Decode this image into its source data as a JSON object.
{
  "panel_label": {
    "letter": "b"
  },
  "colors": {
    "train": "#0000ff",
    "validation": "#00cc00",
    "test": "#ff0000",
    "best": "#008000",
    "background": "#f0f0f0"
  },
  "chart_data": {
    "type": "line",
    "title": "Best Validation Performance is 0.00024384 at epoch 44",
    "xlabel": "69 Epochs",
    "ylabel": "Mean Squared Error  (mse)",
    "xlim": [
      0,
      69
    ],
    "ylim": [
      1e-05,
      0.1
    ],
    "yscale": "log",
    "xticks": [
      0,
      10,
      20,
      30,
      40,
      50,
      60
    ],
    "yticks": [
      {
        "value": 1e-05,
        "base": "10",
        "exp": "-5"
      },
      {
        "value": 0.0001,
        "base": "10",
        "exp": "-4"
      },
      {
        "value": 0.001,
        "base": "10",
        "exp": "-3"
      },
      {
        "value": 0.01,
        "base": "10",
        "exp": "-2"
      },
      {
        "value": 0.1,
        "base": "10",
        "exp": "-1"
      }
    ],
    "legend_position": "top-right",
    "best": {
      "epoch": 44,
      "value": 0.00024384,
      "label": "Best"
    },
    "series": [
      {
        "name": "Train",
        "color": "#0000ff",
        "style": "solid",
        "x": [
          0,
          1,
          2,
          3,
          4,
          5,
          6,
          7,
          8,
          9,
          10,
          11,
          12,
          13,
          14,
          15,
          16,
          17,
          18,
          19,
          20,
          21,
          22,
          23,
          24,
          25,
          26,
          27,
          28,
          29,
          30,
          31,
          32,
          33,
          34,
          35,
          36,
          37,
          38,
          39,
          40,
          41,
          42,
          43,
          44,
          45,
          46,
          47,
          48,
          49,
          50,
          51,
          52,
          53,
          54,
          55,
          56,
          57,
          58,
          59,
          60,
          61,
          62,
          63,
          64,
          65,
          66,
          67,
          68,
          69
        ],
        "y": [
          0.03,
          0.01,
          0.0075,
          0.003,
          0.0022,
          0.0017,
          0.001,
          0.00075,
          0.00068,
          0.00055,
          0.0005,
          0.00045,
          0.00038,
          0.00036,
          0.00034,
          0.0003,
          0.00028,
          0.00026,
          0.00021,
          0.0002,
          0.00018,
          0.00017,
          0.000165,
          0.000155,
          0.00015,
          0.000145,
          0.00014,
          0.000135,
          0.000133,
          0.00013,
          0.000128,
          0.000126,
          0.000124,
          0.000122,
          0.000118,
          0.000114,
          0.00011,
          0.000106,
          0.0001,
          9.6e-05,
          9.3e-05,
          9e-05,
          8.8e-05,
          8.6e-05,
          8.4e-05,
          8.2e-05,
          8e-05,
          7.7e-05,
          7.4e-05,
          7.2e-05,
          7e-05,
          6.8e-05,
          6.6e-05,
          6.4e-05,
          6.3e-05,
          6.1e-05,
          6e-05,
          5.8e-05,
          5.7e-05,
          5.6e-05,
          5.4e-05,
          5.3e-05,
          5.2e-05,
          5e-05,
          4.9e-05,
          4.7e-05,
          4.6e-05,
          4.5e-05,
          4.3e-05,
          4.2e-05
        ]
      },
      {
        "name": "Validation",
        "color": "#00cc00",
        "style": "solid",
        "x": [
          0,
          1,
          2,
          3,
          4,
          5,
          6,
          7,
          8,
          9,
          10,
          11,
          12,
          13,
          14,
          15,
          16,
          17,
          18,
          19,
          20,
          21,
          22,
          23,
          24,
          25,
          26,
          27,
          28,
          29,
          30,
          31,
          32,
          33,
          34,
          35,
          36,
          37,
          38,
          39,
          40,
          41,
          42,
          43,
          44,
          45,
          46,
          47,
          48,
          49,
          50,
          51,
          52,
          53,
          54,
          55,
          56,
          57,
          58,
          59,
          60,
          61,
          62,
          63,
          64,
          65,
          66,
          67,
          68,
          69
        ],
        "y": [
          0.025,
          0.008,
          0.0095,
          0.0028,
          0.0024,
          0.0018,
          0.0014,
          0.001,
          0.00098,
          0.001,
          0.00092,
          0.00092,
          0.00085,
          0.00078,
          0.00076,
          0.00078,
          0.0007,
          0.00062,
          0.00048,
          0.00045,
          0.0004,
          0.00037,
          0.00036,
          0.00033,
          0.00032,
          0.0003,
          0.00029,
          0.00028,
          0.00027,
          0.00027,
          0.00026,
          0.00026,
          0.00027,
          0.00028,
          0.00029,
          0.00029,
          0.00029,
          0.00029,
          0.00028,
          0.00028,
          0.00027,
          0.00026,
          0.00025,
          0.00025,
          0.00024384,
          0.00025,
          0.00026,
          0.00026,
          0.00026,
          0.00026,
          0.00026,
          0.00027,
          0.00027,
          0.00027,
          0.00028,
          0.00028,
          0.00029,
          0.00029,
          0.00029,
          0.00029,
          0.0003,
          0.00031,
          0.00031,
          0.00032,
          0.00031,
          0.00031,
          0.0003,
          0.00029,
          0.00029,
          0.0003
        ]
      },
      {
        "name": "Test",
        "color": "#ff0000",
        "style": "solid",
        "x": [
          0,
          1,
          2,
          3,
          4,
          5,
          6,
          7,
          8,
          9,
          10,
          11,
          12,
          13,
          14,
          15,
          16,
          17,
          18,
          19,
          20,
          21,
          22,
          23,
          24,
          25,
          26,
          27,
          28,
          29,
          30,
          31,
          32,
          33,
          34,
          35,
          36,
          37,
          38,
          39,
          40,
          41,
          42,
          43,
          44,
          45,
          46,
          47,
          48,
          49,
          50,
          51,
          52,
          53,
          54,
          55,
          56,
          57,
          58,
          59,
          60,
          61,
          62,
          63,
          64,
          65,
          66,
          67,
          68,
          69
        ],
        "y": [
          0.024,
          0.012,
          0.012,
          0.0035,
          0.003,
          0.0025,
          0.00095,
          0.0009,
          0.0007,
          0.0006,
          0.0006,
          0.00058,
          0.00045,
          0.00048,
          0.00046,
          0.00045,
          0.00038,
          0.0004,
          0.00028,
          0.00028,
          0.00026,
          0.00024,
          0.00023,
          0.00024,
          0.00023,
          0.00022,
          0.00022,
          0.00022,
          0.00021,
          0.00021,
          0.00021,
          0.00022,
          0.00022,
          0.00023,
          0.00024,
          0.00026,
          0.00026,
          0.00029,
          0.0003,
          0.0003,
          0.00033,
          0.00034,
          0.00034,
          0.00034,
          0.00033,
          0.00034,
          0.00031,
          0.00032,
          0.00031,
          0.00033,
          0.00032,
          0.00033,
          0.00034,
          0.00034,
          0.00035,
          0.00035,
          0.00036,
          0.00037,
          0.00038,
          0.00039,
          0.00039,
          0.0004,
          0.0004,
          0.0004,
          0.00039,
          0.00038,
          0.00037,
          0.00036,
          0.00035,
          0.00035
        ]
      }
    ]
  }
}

Exercise details: Transcribe each entry exactly.

Output for this exercise:
Decode this image into its source data as a JSON object.
{
  "panel_label": {
    "letter": "b"
  },
  "colors": {
    "train": "#0000ff",
    "validation": "#00cc00",
    "test": "#ff0000",
    "best": "#008000",
    "background": "#f0f0f0"
  },
  "chart_data": {
    "type": "line",
    "title": "Best Validation Performance is 0.00024384 at epoch 44",
    "xlabel": "69 Epochs",
    "ylabel": "Mean Squared Error  (mse)",
    "xlim": [
      0,
      69
    ],
    "ylim": [
      1e-05,
      0.1
    ],
    "yscale": "log",
    "xticks": [
      0,
      10,
      20,
      30,
      40,
      50,
      60
    ],
    "yticks": [
      {
        "value": 1e-05,
        "base": "10",
        "exp": "-5"
      },
      {
        "value": 0.0001,
        "base": "10",
        "exp": "-4"
      },
      {
        "value": 0.001,
        "base": "10",
        "exp": "-3"
      },
      {
        "value": 0.01,
        "base": "10",
        "exp": "-2"
      },
      {
        "value": 0.1,
        "base": "10",
        "exp": "-1"
      }
    ],
    "legend_position": "top-right",
    "best": {
      "epoch": 44,
      "value": 0.00024384,
      "label": "Best"
    },
    "series": [
      {
        "name": "Train",
        "color": "#0000ff",
        "style": "solid",
        "x": [
          0,
          1,
          2,
          3,
          4,
          5,
          6,
          7,
          8,
          9,
          10,
          11,
          12,
          13,
          14,
          15,
          16,
          17,
          18,
          19,
          20,
          21,
          22,
          23,
          24,
          25,
          26,
          27,
          28,
          29,
          30,
          31,
          32,
          33,
          34,
          35,
          36,
          37,
          38,
          39,
          40,
          41,
          42,
          43,
          44,
          45,
          46,
          47,
          48,
          49,
          50,
          51,
          52,
          53,
          54,
          55,
          56,
          57,
          58,
          59,
          60,
          61,
          62,
          63,
          64,
          65,
          66,
          67,
          68,
          69
        ],
        "y": [
          0.03,
          0.01,
          0.0075,
          0.003,
          0.0022,
          0.0017,
          0.001,
          0.00075,
          0.00068,
          0.00055,
          0.0005,
          0.00045,
          0.00038,
          0.00036,
          0.00034,
          0.0003,
          0.00028,
          0.00026,
          0.00021,
          0.0002,
          0.00018,
          0.00017,
          0.000165,
          0.000155,
          0.00015,
          0.000145,
          0.00014,
          0.000135,
          0.000133,
          0.00013,
          0.000128,
          0.000126,
          0.000124,
          0.000122,
          0.000118,
          0.000114,
          0.00011,
          0.000106,
          0.0001,
          9.6e-05,
          9.3e-05,
          9e-05,
          8.8e-05,
          8.6e-05,
          8.4e-05,
          8.2e-05,
          8e-05,
          7.7e-05,
          7.4e-05,
          7.2e-05,
          7e-05,
          6.8e-05,
          6.6e-05,
          6.4e-05,
          6.3e-05,
          6.1e-05,
          6e-05,
          5.8e-05,
          5.7e-05,
          5.6e-05,
          5.4e-05,
          5.3e-05,
          5.2e-05,
          5e-05,
          4.9e-05,
          4.7e-05,
          4.6e-05,
          4.5e-05,
          4.3e-05,
          4.2e-05
        ]
      },
      {
        "name": "Validation",
        "color": "#00cc00",
        "style": "solid",
        "x": [
          0,
          1,
          2,
          3,
          4,
          5,
          6,
          7,
          8,
          9,
          10,
          11,
          12,
          13,
          14,
          15,
          16,
          17,
          18,
          19,
          20,
          21,
          22,
          23,
          24,
          25,
          26,
          27,
          28,
          29,
          30,
          31,
          32,
          33,
          34,
          35,
          36,
          37,
          38,
          39,
          40,
          41,
          42,
          43,
          44,
          45,
          46,
          47,
          48,
          49,
          50,
          51,
          52,
          53,
          54,
          55,
          56,
          57,
          58,
          59,
          60,
          61,
          62,
          63,
          64,
          65,
          66,
          67,
          68,
          69
        ],
        "y": [
          0.025,
          0.008,
          0.0095,
          0.0028,
          0.0024,
          0.0018,
          0.0014,
          0.001,
          0.00098,
          0.001,
          0.00092,
          0.00092,
          0.00085,
          0.00078,
          0.00076,
          0.00078,
          0.0007,
          0.00062,
          0.00048,
          0.00045,
          0.0004,
          0.00037,
          0.00036,
          0.00033,
          0.00032,
          0.0003,
          0.00029,
          0.00028,
          0.00027,
          0.00027,
          0.00026,
          0.00026,
          0.00027,
          0.00028,
          0.00029,
          0.00029,
          0.00029,
          0.00029,
          0.00028,
          0.00028,
          0.00027,
          0.00026,
          0.00025,
          0.00025,
          0.00024384,
          0.00025,
          0.00026,
          0.00026,
          0.00026,
          0.00026,
          0.00026,
          0.00027,
          0.00027,
          0.00027,
          0.00028,
          0.00028,
          0.00029,
          0.00029,
          0.00029,
          0.00029,
          0.0003,
          0.00031,
          0.00031,
          0.00032,
          0.00031,
          0.00031,
          0.0003,
          0.00029,
          0.00029,
          0.0003
        ]
      },
      {
        "name": "Test",
        "color": "#ff0000",
        "style": "solid",
        "x": [
          0,
          1,
          2,
          3,
          4,
          5,
          6,
          7,
          8,
          9,
          10,
          11,
          12,
          13,
          14,
          15,
          16,
          17,
          18,
          19,
          20,
          21,
          22,
          23,
          24,
          25,
          26,
          27,
          28,
          29,
          30,
          31,
          32,
          33,
          34,
          35,
          36,
          37,
          38,
          39,
          40,
          41,
          42,
          43,
          44,
          45,
          46,
          47,
          48,
          49,
          50,
          51,
          52,
          53,
          54,
          55,
          56,
          57,
          58,
          59,
          60,
          61,
          62,
          63,
          64,
          65,
          66,
          67,
          68,
          69
        ],
        "y": [
          0.024,
          0.012,
          0.012,
          0.0035,
          0.003,
          0.0025,
          0.00095,
          0.0009,
          0.0007,
          0.0006,
          0.0006,
          0.00058,
          0.00045,
          0.00048,
          0.00046,
          0.00045,
          0.00038,
          0.0004,
          0.00028,
          0.00028,
          0.00026,
          0.00024,
          0.00023,
          0.00024,
          0.00023,
          0.00022,
          0.00022,
          0.00022,
          0.00021,
          0.00021,
          0.00021,
          0.00022,
          0.00022,
          0.00023,
          0.00024,
          0.00026,
          0.00026,
          0.00029,
          0.0003,
          0.0003,
          0.00033,
          0.00034,
          0.00034,
          0.00034,
          0.00033,
          0.00034,
          0.00031,
          0.00032,
          0.00031,
          0.00033,
          0.00032,
          0.00033,
          0.00034,
          0.00034,
          0.00035,
          0.00035,
          0.00036,
          0.00037,
          0.00038,
          0.00039,
          0.00039,
          0.0004,
          0.0004,
          0.0004,
          0.00039,
          0.00038,
          0.00037,
          0.00036,
          0.00035,
          0.00035
        ]
      }
    ]
  }
}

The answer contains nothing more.